--- BEGIN ---

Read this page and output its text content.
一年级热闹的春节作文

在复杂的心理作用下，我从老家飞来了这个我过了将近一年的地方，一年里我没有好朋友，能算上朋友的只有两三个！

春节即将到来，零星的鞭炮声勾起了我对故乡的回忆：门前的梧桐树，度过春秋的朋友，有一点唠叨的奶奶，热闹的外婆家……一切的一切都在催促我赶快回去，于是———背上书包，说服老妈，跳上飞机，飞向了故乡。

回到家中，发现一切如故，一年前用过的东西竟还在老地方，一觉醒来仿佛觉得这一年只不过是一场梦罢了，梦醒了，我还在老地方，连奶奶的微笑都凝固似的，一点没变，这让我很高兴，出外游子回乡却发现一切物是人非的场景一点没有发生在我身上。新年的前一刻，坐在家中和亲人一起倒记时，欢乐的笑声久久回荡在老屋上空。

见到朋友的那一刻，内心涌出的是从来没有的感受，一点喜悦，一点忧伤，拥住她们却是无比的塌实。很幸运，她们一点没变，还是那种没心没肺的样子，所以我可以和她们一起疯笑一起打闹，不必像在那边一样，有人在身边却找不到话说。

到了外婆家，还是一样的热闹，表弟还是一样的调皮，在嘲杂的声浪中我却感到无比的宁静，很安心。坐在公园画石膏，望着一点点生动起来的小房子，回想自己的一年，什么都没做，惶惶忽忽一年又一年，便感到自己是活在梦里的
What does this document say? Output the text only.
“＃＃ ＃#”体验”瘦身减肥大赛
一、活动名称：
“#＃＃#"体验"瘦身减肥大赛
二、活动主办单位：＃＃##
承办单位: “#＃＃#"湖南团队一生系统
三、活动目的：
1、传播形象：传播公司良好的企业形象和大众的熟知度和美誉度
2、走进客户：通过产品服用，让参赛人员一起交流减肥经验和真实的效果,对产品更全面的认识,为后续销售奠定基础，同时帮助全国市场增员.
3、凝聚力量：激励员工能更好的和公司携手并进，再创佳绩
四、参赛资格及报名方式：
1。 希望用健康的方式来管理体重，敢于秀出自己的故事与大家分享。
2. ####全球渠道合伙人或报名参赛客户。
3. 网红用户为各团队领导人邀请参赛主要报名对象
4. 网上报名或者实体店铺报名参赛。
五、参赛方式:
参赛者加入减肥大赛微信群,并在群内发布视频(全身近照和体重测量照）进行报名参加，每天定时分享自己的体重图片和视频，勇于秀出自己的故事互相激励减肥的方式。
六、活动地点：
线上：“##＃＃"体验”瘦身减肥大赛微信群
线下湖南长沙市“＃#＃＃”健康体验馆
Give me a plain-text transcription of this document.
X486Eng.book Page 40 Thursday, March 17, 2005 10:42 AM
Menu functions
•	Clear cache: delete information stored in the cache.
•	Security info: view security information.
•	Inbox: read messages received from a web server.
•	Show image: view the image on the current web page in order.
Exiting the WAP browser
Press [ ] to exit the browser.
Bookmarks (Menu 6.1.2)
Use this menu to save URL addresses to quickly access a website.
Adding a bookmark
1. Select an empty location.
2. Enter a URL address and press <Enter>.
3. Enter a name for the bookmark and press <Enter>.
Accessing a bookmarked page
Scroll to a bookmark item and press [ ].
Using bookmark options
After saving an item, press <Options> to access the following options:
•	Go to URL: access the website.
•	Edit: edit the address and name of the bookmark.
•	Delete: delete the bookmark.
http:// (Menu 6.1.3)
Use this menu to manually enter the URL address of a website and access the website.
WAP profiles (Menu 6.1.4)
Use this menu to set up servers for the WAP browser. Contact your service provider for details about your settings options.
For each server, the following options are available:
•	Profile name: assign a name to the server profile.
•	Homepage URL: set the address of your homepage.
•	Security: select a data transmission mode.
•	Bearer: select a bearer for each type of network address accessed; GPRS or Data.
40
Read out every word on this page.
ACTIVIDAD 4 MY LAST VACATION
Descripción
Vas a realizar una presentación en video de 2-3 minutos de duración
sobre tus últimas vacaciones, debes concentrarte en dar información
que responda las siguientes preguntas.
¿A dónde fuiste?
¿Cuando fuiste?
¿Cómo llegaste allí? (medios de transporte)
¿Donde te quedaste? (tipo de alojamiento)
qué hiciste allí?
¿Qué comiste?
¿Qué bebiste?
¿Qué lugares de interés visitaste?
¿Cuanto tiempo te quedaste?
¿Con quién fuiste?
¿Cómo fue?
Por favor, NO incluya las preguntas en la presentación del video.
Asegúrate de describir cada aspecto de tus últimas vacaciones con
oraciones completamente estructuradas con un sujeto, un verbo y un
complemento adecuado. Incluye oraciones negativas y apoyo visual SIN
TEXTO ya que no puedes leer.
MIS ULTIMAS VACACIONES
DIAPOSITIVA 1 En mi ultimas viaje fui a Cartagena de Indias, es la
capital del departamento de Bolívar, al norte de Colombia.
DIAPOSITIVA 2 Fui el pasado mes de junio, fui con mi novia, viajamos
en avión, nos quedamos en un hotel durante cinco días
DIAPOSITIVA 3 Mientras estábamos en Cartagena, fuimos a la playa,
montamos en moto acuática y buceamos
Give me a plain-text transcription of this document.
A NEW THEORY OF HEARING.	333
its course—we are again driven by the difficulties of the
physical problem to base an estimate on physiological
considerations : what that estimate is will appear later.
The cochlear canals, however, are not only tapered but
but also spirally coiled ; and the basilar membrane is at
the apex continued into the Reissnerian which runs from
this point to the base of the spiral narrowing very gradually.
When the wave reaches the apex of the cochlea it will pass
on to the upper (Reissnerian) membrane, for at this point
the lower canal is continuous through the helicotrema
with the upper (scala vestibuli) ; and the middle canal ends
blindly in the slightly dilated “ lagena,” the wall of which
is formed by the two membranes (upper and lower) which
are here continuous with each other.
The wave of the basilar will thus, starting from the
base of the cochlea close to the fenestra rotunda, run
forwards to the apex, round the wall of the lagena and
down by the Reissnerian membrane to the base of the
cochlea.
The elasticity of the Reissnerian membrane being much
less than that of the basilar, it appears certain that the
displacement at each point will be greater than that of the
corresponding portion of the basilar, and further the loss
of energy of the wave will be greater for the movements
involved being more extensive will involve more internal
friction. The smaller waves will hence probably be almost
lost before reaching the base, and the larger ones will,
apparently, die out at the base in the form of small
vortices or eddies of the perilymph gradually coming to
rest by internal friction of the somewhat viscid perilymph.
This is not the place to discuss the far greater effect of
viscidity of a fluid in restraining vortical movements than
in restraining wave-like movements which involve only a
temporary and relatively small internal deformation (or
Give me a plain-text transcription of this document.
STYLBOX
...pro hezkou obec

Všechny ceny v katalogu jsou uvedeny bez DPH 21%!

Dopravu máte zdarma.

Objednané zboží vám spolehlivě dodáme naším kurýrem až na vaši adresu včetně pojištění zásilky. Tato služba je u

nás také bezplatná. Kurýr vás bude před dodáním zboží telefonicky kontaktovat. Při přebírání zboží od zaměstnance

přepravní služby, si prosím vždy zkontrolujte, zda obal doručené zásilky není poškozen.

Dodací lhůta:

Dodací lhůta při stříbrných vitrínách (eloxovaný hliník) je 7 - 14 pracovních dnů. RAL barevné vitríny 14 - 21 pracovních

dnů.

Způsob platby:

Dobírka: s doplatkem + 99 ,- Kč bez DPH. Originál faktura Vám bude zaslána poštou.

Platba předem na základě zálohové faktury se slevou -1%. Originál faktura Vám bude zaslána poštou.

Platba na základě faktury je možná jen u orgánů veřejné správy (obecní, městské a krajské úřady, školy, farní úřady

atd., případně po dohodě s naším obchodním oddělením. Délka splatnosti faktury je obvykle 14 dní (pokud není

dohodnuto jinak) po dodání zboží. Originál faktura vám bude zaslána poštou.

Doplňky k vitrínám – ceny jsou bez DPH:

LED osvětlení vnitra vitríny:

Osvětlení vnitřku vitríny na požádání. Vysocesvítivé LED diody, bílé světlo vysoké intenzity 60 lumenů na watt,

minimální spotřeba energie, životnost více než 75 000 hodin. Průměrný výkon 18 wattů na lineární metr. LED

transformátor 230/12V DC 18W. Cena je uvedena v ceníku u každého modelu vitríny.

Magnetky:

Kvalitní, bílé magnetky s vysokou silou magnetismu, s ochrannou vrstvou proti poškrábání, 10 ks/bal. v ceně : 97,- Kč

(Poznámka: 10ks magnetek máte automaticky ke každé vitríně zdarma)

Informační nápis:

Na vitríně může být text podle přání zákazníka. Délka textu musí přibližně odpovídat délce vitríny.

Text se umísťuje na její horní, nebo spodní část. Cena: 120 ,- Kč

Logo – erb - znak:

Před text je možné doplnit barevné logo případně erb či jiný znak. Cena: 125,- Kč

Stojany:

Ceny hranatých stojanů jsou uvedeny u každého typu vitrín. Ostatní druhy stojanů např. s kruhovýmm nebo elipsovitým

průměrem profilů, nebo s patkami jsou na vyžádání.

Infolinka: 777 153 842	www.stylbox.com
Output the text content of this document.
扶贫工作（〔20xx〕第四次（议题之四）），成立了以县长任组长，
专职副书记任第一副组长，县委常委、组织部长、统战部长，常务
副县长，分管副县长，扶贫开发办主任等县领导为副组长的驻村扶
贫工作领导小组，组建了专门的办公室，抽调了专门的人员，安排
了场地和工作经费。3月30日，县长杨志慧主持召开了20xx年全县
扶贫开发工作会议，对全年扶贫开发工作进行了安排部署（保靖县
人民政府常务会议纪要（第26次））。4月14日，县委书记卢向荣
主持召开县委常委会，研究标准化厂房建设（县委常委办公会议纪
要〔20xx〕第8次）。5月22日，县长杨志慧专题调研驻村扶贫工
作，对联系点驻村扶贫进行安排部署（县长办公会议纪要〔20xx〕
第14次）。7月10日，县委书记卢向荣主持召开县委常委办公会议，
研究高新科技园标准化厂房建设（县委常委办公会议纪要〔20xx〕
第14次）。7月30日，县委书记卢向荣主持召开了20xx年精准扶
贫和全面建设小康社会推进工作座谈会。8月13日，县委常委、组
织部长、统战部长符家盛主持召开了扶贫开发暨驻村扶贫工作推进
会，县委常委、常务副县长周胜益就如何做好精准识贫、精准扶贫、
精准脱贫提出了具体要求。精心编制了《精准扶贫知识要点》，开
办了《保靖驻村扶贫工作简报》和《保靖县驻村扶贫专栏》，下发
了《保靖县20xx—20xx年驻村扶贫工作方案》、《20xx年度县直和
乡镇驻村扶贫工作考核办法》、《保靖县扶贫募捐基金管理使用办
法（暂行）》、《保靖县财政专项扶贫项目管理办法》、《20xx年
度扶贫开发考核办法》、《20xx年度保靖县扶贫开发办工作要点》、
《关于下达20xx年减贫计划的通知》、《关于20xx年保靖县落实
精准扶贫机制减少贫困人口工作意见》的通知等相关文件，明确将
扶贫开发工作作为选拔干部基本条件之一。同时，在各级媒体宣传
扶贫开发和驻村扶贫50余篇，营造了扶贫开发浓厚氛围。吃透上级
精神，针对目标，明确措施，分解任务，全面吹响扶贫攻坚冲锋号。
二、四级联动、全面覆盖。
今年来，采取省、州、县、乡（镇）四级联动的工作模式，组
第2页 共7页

--- END ---

Where a line of the data holds "Cena", show that line.

Solution for this task:
transformátor 230/12V DC 18W. Cena je uvedena v ceníku u každého modelu vitríny.
Text se umísťuje na její horní, nebo spodní část. Cena: 120 ,- Kč
Před text je možné doplnit barevné logo případně erb či jiný znak. Cena: 125,- Kč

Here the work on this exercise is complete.